Dataset rows
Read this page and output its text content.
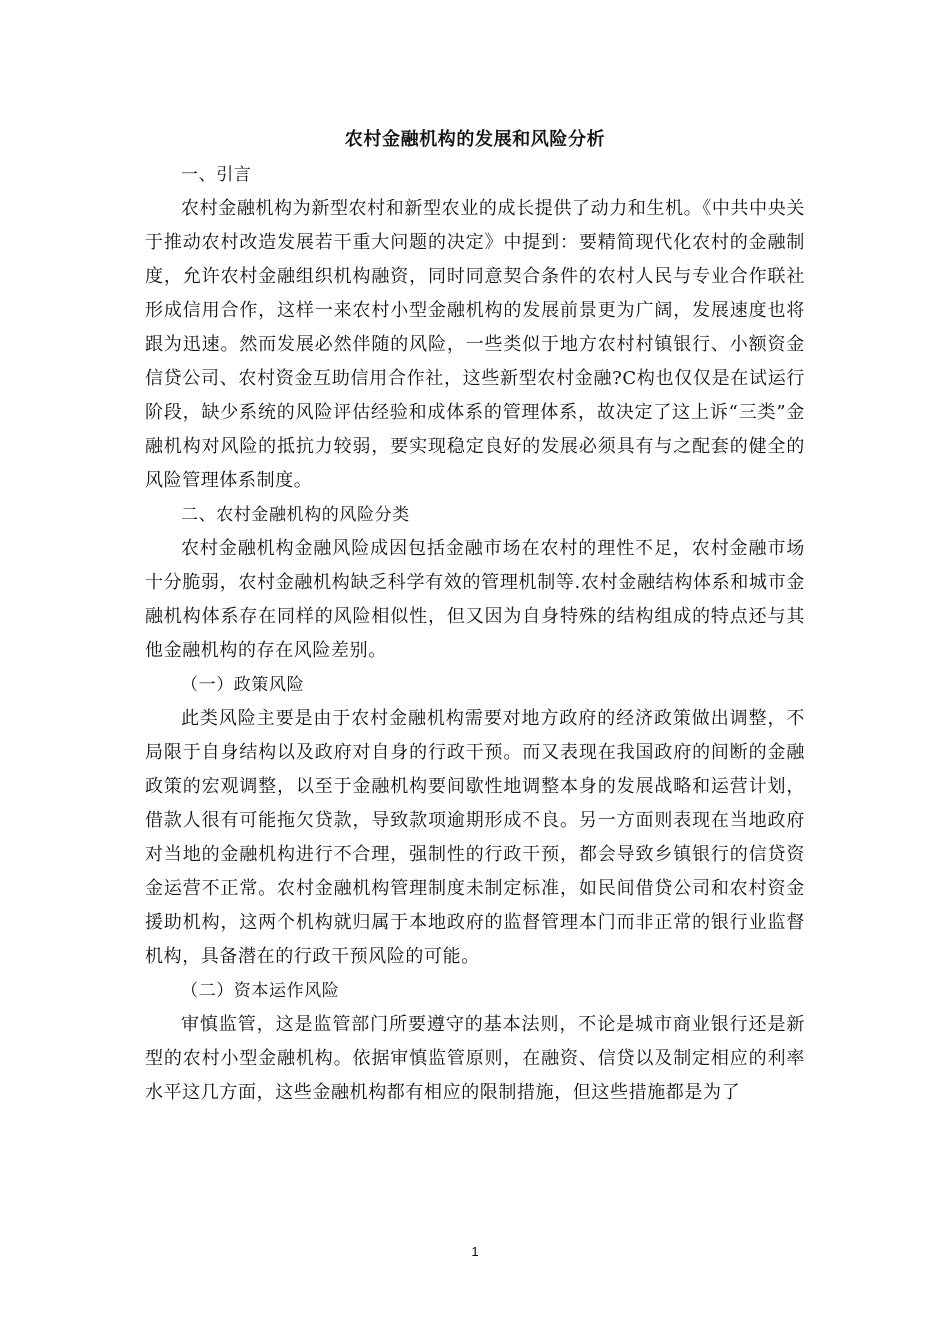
农村金融机构的发展和风险分析

一、引言

农村金融机构为新型农村和新型农业的成长提供了动力和生机。《中共中央关于推动农村改造发展若干重大问题的决定》中提到：要精简现代化农村的金融制度，允许农村金融组织机构融资，同时同意契合条件的农村人民与专业合作联社形成信用合作，这样一来农村小型金融机构的发展前景更为广阔，发展速度也将跟为迅速。然而发展必然伴随的风险，一些类似于地方农村村镇银行、小额资金信贷公司、农村资金互助信用合作社，这些新型农村金融?C构也仅仅是在试运行阶段，缺少系统的风险评估经验和成体系的管理体系，故决定了这上诉“三类”金融机构对风险的抵抗力较弱，要实现稳定良好的发展必须具有与之配套的健全的风险管理体系制度。

二、农村金融机构的风险分类

农村金融机构金融风险成因包括金融市场在农村的理性不足，农村金融市场十分脆弱，农村金融机构缺乏科学有效的管理机制等.农村金融结构体系和城市金融机构体系存在同样的风险相似性，但又因为自身特殊的结构组成的特点还与其他金融机构的存在风险差别。

（一）政策风险

此类风险主要是由于农村金融机构需要对地方政府的经济政策做出调整，不局限于自身结构以及政府对自身的行政干预。而又表现在我国政府的间断的金融政策的宏观调整，以至于金融机构要间歇性地调整本身的发展战略和运营计划，借款人很有可能拖欠贷款，导致款项逾期形成不良。另一方面则表现在当地政府对当地的金融机构进行不合理，强制性的行政干预，都会导致乡镇银行的信贷资金运营不正常。农村金融机构管理制度未制定标准，如民间借贷公司和农村资金援助机构，这两个机构就归属于本地政府的监督管理本门而非正常的银行业监督机构，具备潜在的行政干预风险的可能。

（二）资本运作风险

审慎监管，这是监管部门所要遵守的基本法则，不论是城市商业银行还是新型的农村小型金融机构。依据审慎监管原则，在融资、信贷以及制定相应的利率水平这几方面，这些金融机构都有相应的限制措施，但这些措施都是为了

1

Set problem
Output the full set of records above without changing a word, and drop the images.

Written reply
Read this page and output its text content.
农村金融机构的发展和风险分析

一、引言

农村金融机构为新型农村和新型农业的成长提供了动力和生机。《中共中央关于推动农村改造发展若干重大问题的决定》中提到：要精简现代化农村的金融制度，允许农村金融组织机构融资，同时同意契合条件的农村人民与专业合作联社形成信用合作，这样一来农村小型金融机构的发展前景更为广阔，发展速度也将跟为迅速。然而发展必然伴随的风险，一些类似于地方农村村镇银行、小额资金信贷公司、农村资金互助信用合作社，这些新型农村金融?C构也仅仅是在试运行阶段，缺少系统的风险评估经验和成体系的管理体系，故决定了这上诉“三类”金融机构对风险的抵抗力较弱，要实现稳定良好的发展必须具有与之配套的健全的风险管理体系制度。

二、农村金融机构的风险分类

农村金融机构金融风险成因包括金融市场在农村的理性不足，农村金融市场十分脆弱，农村金融机构缺乏科学有效的管理机制等.农村金融结构体系和城市金融机构体系存在同样的风险相似性，但又因为自身特殊的结构组成的特点还与其他金融机构的存在风险差别。

（一）政策风险

此类风险主要是由于农村金融机构需要对地方政府的经济政策做出调整，不局限于自身结构以及政府对自身的行政干预。而又表现在我国政府的间断的金融政策的宏观调整，以至于金融机构要间歇性地调整本身的发展战略和运营计划，借款人很有可能拖欠贷款，导致款项逾期形成不良。另一方面则表现在当地政府对当地的金融机构进行不合理，强制性的行政干预，都会导致乡镇银行的信贷资金运营不正常。农村金融机构管理制度未制定标准，如民间借贷公司和农村资金援助机构，这两个机构就归属于本地政府的监督管理本门而非正常的银行业监督机构，具备潜在的行政干预风险的可能。

（二）资本运作风险

审慎监管，这是监管部门所要遵守的基本法则，不论是城市商业银行还是新型的农村小型金融机构。依据审慎监管原则，在融资、信贷以及制定相应的利率水平这几方面，这些金融机构都有相应的限制措施，但这些措施都是为了

1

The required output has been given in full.